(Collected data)
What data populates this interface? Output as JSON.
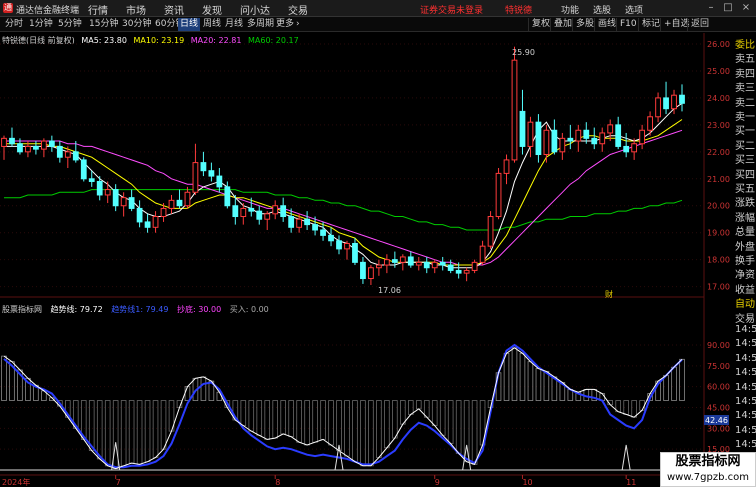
{
  "titlebar": {
    "app_title": "通达信金融终端",
    "menu": [
      "行情",
      "市场",
      "资讯",
      "发现",
      "问小达",
      "交易"
    ],
    "notice": "证券交易未登录",
    "stock_name": "特锐德",
    "right_menu": [
      "功能",
      "选股",
      "选项"
    ],
    "min_btn": "–",
    "max_btn": "□",
    "close_btn": "×"
  },
  "periodbar": {
    "tabs": [
      "分时",
      "1分钟",
      "5分钟",
      "15分钟",
      "30分钟",
      "60分钟",
      "日线",
      "周线",
      "月线",
      "多周期",
      "更多"
    ],
    "active_tab": "日线",
    "more_arrow": "›",
    "tools": [
      "复权",
      "叠加",
      "多股",
      "画线",
      "F10",
      "标记",
      "+自选",
      "返回"
    ]
  },
  "main_legend": {
    "title": "特锐德(日线 前复权)",
    "ma5": "MA5: 23.80",
    "ma10": "MA10: 23.19",
    "ma20": "MA20: 22.81",
    "ma60": "MA60: 20.17"
  },
  "indicator_legend": {
    "name": "股票指标网",
    "trend": "趋势线: 79.72",
    "trend2": "趋势线1: 79.49",
    "bottom": "抄底: 30.00",
    "buy": "买入: 0.00"
  },
  "price_axis": [
    "26.00",
    "25.00",
    "24.00",
    "23.00",
    "22.00",
    "21.00",
    "20.00",
    "19.00",
    "18.00",
    "17.00"
  ],
  "ind_axis": [
    "90.00",
    "75.00",
    "60.00",
    "45.00",
    "30.00",
    "15.00"
  ],
  "ind_marker": "42.46",
  "annotations": {
    "high": "25.90",
    "low": "17.06",
    "cai": "财"
  },
  "x_labels": [
    "2024年",
    "7",
    "8",
    "9",
    "10",
    "11"
  ],
  "side_panel": [
    {
      "text": "委比",
      "color": "yellow"
    },
    {
      "text": "卖五",
      "color": "normal"
    },
    {
      "text": "卖四",
      "color": "normal"
    },
    {
      "text": "卖三",
      "color": "normal"
    },
    {
      "text": "卖二",
      "color": "normal"
    },
    {
      "text": "卖一",
      "color": "normal"
    },
    {
      "text": "买一",
      "color": "normal"
    },
    {
      "text": "买二",
      "color": "normal"
    },
    {
      "text": "买三",
      "color": "normal"
    },
    {
      "text": "买四",
      "color": "normal"
    },
    {
      "text": "买五",
      "color": "normal"
    },
    {
      "text": "涨跌",
      "color": "normal"
    },
    {
      "text": "涨幅",
      "color": "normal"
    },
    {
      "text": "总量",
      "color": "normal"
    },
    {
      "text": "外盘",
      "color": "normal"
    },
    {
      "text": "换手",
      "color": "normal"
    },
    {
      "text": "净资",
      "color": "normal"
    },
    {
      "text": "收益",
      "color": "normal"
    },
    {
      "text": "自动",
      "color": "yellow"
    },
    {
      "text": "交易",
      "color": "normal"
    },
    {
      "text": "14:5",
      "color": "normal"
    },
    {
      "text": "14:5",
      "color": "normal"
    },
    {
      "text": "14:5",
      "color": "normal"
    },
    {
      "text": "14:5",
      "color": "normal"
    },
    {
      "text": "14:5",
      "color": "normal"
    },
    {
      "text": "14:5",
      "color": "normal"
    },
    {
      "text": "14:5",
      "color": "normal"
    },
    {
      "text": "14:5",
      "color": "normal"
    },
    {
      "text": "14:5",
      "color": "normal"
    }
  ],
  "watermark": {
    "line1": "股票指标网",
    "line2": "www.7gpzb.com"
  },
  "colors": {
    "up": "#ff3b3b",
    "down": "#54ffff",
    "ma5": "#ffffff",
    "ma10": "#ffff00",
    "ma20": "#ff4dff",
    "ma60": "#00cc00",
    "trend": "#ffffff",
    "trend1": "#2a3cff",
    "bottom": "#ff44ff"
  },
  "chart_data": {
    "type": "candlestick",
    "ylim": [
      16.8,
      26.4
    ],
    "candles": [
      [
        22.2,
        22.6,
        21.7,
        22.5
      ],
      [
        22.5,
        22.9,
        22.2,
        22.3
      ],
      [
        22.3,
        22.5,
        21.9,
        22.0
      ],
      [
        22.0,
        22.4,
        21.8,
        22.2
      ],
      [
        22.2,
        22.4,
        21.9,
        22.1
      ],
      [
        22.1,
        22.5,
        21.8,
        22.4
      ],
      [
        22.4,
        22.6,
        22.0,
        22.2
      ],
      [
        22.2,
        22.4,
        21.6,
        21.8
      ],
      [
        21.8,
        22.2,
        21.4,
        22.0
      ],
      [
        22.0,
        22.4,
        21.6,
        21.7
      ],
      [
        21.7,
        21.8,
        20.9,
        21.0
      ],
      [
        21.0,
        21.3,
        20.7,
        20.9
      ],
      [
        20.9,
        21.1,
        20.2,
        20.4
      ],
      [
        20.4,
        20.9,
        20.1,
        20.6
      ],
      [
        20.6,
        20.8,
        19.8,
        20.0
      ],
      [
        20.0,
        20.5,
        19.6,
        20.3
      ],
      [
        20.3,
        20.6,
        19.8,
        19.9
      ],
      [
        19.9,
        20.2,
        19.2,
        19.4
      ],
      [
        19.4,
        19.7,
        19.0,
        19.2
      ],
      [
        19.2,
        19.8,
        19.0,
        19.6
      ],
      [
        19.6,
        20.1,
        19.4,
        19.9
      ],
      [
        19.9,
        20.4,
        19.7,
        20.2
      ],
      [
        20.2,
        20.6,
        19.9,
        20.0
      ],
      [
        20.0,
        20.7,
        19.9,
        20.5
      ],
      [
        20.5,
        22.3,
        20.4,
        21.6
      ],
      [
        21.6,
        22.0,
        21.1,
        21.3
      ],
      [
        21.3,
        21.6,
        20.9,
        21.1
      ],
      [
        21.1,
        21.4,
        20.5,
        20.7
      ],
      [
        20.7,
        20.9,
        19.9,
        20.0
      ],
      [
        20.0,
        20.4,
        19.3,
        19.6
      ],
      [
        19.6,
        20.1,
        19.3,
        19.9
      ],
      [
        19.9,
        20.3,
        19.6,
        19.8
      ],
      [
        19.8,
        20.0,
        19.3,
        19.5
      ],
      [
        19.5,
        19.8,
        19.1,
        19.7
      ],
      [
        19.7,
        20.2,
        19.5,
        20.0
      ],
      [
        20.0,
        20.3,
        19.4,
        19.6
      ],
      [
        19.6,
        19.9,
        19.0,
        19.2
      ],
      [
        19.2,
        19.7,
        19.0,
        19.5
      ],
      [
        19.5,
        19.8,
        19.1,
        19.3
      ],
      [
        19.3,
        19.6,
        18.9,
        19.1
      ],
      [
        19.1,
        19.4,
        18.7,
        18.9
      ],
      [
        18.9,
        19.2,
        18.5,
        18.7
      ],
      [
        18.7,
        18.9,
        18.2,
        18.4
      ],
      [
        18.4,
        18.7,
        18.0,
        18.6
      ],
      [
        18.6,
        18.8,
        17.8,
        17.9
      ],
      [
        17.9,
        18.1,
        17.1,
        17.3
      ],
      [
        17.3,
        17.8,
        17.06,
        17.7
      ],
      [
        17.7,
        18.0,
        17.4,
        17.8
      ],
      [
        17.8,
        18.2,
        17.5,
        18.0
      ],
      [
        18.0,
        18.3,
        17.7,
        17.9
      ],
      [
        17.9,
        18.2,
        17.6,
        18.1
      ],
      [
        18.1,
        18.3,
        17.7,
        17.8
      ],
      [
        17.8,
        18.1,
        17.6,
        17.9
      ],
      [
        17.9,
        18.1,
        17.5,
        17.7
      ],
      [
        17.7,
        18.0,
        17.5,
        17.9
      ],
      [
        17.9,
        18.1,
        17.6,
        17.8
      ],
      [
        17.8,
        18.0,
        17.5,
        17.6
      ],
      [
        17.6,
        17.9,
        17.3,
        17.5
      ],
      [
        17.5,
        17.7,
        17.2,
        17.6
      ],
      [
        17.6,
        18.0,
        17.5,
        17.9
      ],
      [
        17.9,
        18.7,
        17.8,
        18.5
      ],
      [
        18.5,
        19.8,
        18.4,
        19.6
      ],
      [
        19.6,
        21.4,
        19.5,
        21.2
      ],
      [
        21.2,
        21.9,
        20.8,
        21.7
      ],
      [
        21.7,
        25.9,
        21.6,
        25.4
      ],
      [
        23.5,
        24.3,
        21.9,
        22.2
      ],
      [
        22.2,
        23.3,
        21.8,
        23.1
      ],
      [
        23.1,
        23.4,
        21.6,
        21.9
      ],
      [
        21.9,
        23.0,
        21.6,
        22.8
      ],
      [
        22.8,
        23.2,
        21.9,
        22.0
      ],
      [
        22.0,
        22.7,
        21.7,
        22.5
      ],
      [
        22.5,
        23.0,
        22.1,
        22.4
      ],
      [
        22.4,
        23.0,
        22.0,
        22.8
      ],
      [
        22.8,
        23.1,
        22.3,
        22.5
      ],
      [
        22.5,
        22.9,
        22.1,
        22.3
      ],
      [
        22.3,
        22.9,
        22.0,
        22.7
      ],
      [
        22.7,
        23.2,
        22.4,
        23.0
      ],
      [
        23.0,
        23.3,
        22.1,
        22.2
      ],
      [
        22.2,
        22.7,
        21.8,
        22.0
      ],
      [
        22.0,
        22.5,
        21.7,
        22.3
      ],
      [
        22.3,
        23.0,
        22.1,
        22.8
      ],
      [
        22.8,
        23.5,
        22.6,
        23.3
      ],
      [
        23.3,
        24.2,
        23.1,
        24.0
      ],
      [
        24.0,
        24.6,
        23.4,
        23.6
      ],
      [
        23.6,
        24.3,
        23.4,
        24.1
      ],
      [
        24.1,
        24.5,
        23.5,
        23.8
      ]
    ],
    "ma5": [
      22.2,
      22.2,
      22.2,
      22.2,
      22.2,
      22.2,
      22.2,
      22.1,
      22.0,
      21.9,
      21.6,
      21.3,
      21.0,
      20.8,
      20.5,
      20.3,
      20.2,
      19.9,
      19.7,
      19.6,
      19.6,
      19.7,
      19.8,
      20.1,
      20.5,
      20.7,
      20.8,
      20.9,
      20.7,
      20.3,
      20.0,
      19.9,
      19.7,
      19.7,
      19.8,
      19.7,
      19.6,
      19.5,
      19.4,
      19.3,
      19.2,
      18.9,
      18.7,
      18.6,
      18.4,
      18.2,
      17.9,
      17.8,
      17.8,
      17.8,
      17.9,
      17.9,
      17.9,
      17.9,
      17.8,
      17.8,
      17.7,
      17.7,
      17.7,
      17.7,
      17.9,
      18.3,
      19.0,
      19.8,
      20.9,
      21.6,
      22.2,
      22.8,
      23.1,
      22.6,
      22.4,
      22.4,
      22.4,
      22.4,
      22.4,
      22.5,
      22.6,
      22.6,
      22.5,
      22.4,
      22.5,
      22.7,
      23.0,
      23.3,
      23.6,
      23.8
    ],
    "ma10": [
      22.3,
      22.3,
      22.3,
      22.3,
      22.3,
      22.3,
      22.2,
      22.2,
      22.1,
      22.0,
      21.9,
      21.8,
      21.6,
      21.4,
      21.2,
      21.0,
      20.8,
      20.5,
      20.3,
      20.1,
      20.0,
      19.9,
      19.9,
      19.9,
      20.1,
      20.2,
      20.3,
      20.4,
      20.4,
      20.3,
      20.3,
      20.2,
      20.1,
      20.0,
      19.9,
      19.8,
      19.7,
      19.6,
      19.5,
      19.4,
      19.3,
      19.2,
      19.0,
      18.9,
      18.8,
      18.5,
      18.3,
      18.1,
      18.0,
      17.9,
      17.9,
      17.9,
      17.9,
      17.9,
      17.9,
      17.8,
      17.8,
      17.8,
      17.8,
      17.8,
      17.9,
      18.1,
      18.5,
      18.9,
      19.5,
      20.1,
      20.7,
      21.3,
      21.8,
      22.0,
      22.2,
      22.3,
      22.5,
      22.6,
      22.6,
      22.5,
      22.5,
      22.5,
      22.4,
      22.4,
      22.4,
      22.5,
      22.6,
      22.8,
      23.0,
      23.2
    ],
    "ma20": [
      22.4,
      22.4,
      22.4,
      22.4,
      22.4,
      22.4,
      22.4,
      22.4,
      22.3,
      22.3,
      22.2,
      22.2,
      22.1,
      22.0,
      21.9,
      21.8,
      21.7,
      21.6,
      21.5,
      21.3,
      21.2,
      21.0,
      20.9,
      20.8,
      20.8,
      20.7,
      20.6,
      20.5,
      20.4,
      20.3,
      20.2,
      20.1,
      20.0,
      19.9,
      19.9,
      19.9,
      19.8,
      19.7,
      19.6,
      19.5,
      19.4,
      19.3,
      19.2,
      19.1,
      19.0,
      18.9,
      18.8,
      18.7,
      18.6,
      18.5,
      18.4,
      18.3,
      18.2,
      18.1,
      18.0,
      17.9,
      17.9,
      17.8,
      17.8,
      17.8,
      17.8,
      17.9,
      18.1,
      18.4,
      18.7,
      19.0,
      19.3,
      19.6,
      19.9,
      20.2,
      20.5,
      20.8,
      21.0,
      21.3,
      21.5,
      21.7,
      21.9,
      22.0,
      22.1,
      22.2,
      22.3,
      22.4,
      22.5,
      22.6,
      22.7,
      22.8
    ],
    "ma60": [
      20.3,
      20.3,
      20.3,
      20.4,
      20.4,
      20.4,
      20.4,
      20.5,
      20.5,
      20.5,
      20.5,
      20.6,
      20.6,
      20.6,
      20.6,
      20.6,
      20.6,
      20.6,
      20.6,
      20.6,
      20.6,
      20.6,
      20.6,
      20.6,
      20.6,
      20.6,
      20.6,
      20.6,
      20.6,
      20.6,
      20.5,
      20.5,
      20.5,
      20.5,
      20.4,
      20.4,
      20.4,
      20.3,
      20.3,
      20.2,
      20.2,
      20.1,
      20.1,
      20.0,
      20.0,
      19.9,
      19.8,
      19.8,
      19.7,
      19.6,
      19.6,
      19.5,
      19.4,
      19.4,
      19.3,
      19.3,
      19.2,
      19.2,
      19.1,
      19.1,
      19.1,
      19.1,
      19.1,
      19.2,
      19.2,
      19.3,
      19.4,
      19.4,
      19.5,
      19.5,
      19.5,
      19.6,
      19.6,
      19.6,
      19.7,
      19.7,
      19.7,
      19.8,
      19.8,
      19.9,
      19.9,
      20.0,
      20.0,
      20.1,
      20.1,
      20.2
    ],
    "ind_ylim": [
      0,
      100
    ],
    "trend": [
      82,
      78,
      72,
      66,
      61,
      57,
      52,
      46,
      38,
      30,
      22,
      14,
      8,
      3,
      1,
      3,
      5,
      4,
      6,
      9,
      15,
      28,
      45,
      60,
      66,
      67,
      64,
      56,
      45,
      36,
      32,
      28,
      25,
      22,
      23,
      26,
      24,
      20,
      18,
      20,
      22,
      18,
      14,
      10,
      6,
      3,
      3,
      9,
      16,
      23,
      33,
      40,
      44,
      38,
      32,
      25,
      19,
      12,
      6,
      4,
      18,
      45,
      70,
      84,
      88,
      84,
      78,
      73,
      71,
      67,
      63,
      58,
      56,
      58,
      58,
      55,
      47,
      42,
      40,
      38,
      43,
      55,
      64,
      68,
      74,
      79.7
    ],
    "trend1": [
      80,
      75,
      69,
      63,
      60,
      58,
      55,
      48,
      40,
      32,
      24,
      17,
      10,
      4,
      2,
      2,
      3,
      3,
      4,
      6,
      10,
      19,
      33,
      48,
      57,
      62,
      63,
      58,
      48,
      38,
      30,
      25,
      21,
      17,
      15,
      16,
      15,
      13,
      11,
      10,
      11,
      10,
      9,
      8,
      6,
      4,
      4,
      6,
      10,
      14,
      22,
      29,
      34,
      32,
      28,
      23,
      18,
      12,
      8,
      5,
      14,
      42,
      70,
      86,
      90,
      86,
      80,
      74,
      70,
      66,
      62,
      58,
      55,
      53,
      52,
      50,
      40,
      36,
      32,
      30,
      36,
      52,
      62,
      68,
      74,
      79.5
    ],
    "bottom": [
      30,
      30,
      30,
      30,
      30,
      30,
      30,
      30,
      30,
      30,
      30,
      30,
      30,
      30,
      30,
      30,
      30,
      30,
      30,
      30,
      30,
      30,
      30,
      30,
      30,
      30,
      30,
      30,
      30,
      30,
      30,
      30,
      30,
      30,
      30,
      30,
      30,
      30,
      30,
      30,
      30,
      30,
      30,
      30,
      30,
      30,
      30,
      30,
      30,
      30,
      30,
      30,
      30,
      30,
      30,
      30,
      30,
      30,
      30,
      30,
      30,
      30,
      30,
      30,
      30,
      30,
      30,
      30,
      30,
      30,
      30,
      30,
      30,
      30,
      30,
      30,
      30,
      30,
      30,
      30,
      30,
      30,
      30,
      30,
      30,
      30
    ],
    "buy_spikes": [
      {
        "i": 14,
        "v": 20
      },
      {
        "i": 42,
        "v": 18
      },
      {
        "i": 58,
        "v": 18
      },
      {
        "i": 78,
        "v": 18
      }
    ]
  }
}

EXERCISE OBJECTIVE. Identify all lines in the records above with the word "bottom".

REPLY TO THE EXERCISE.
    "bottom": "抄底: 30.00",
    "bottom": "#ff44ff"
    "bottom": [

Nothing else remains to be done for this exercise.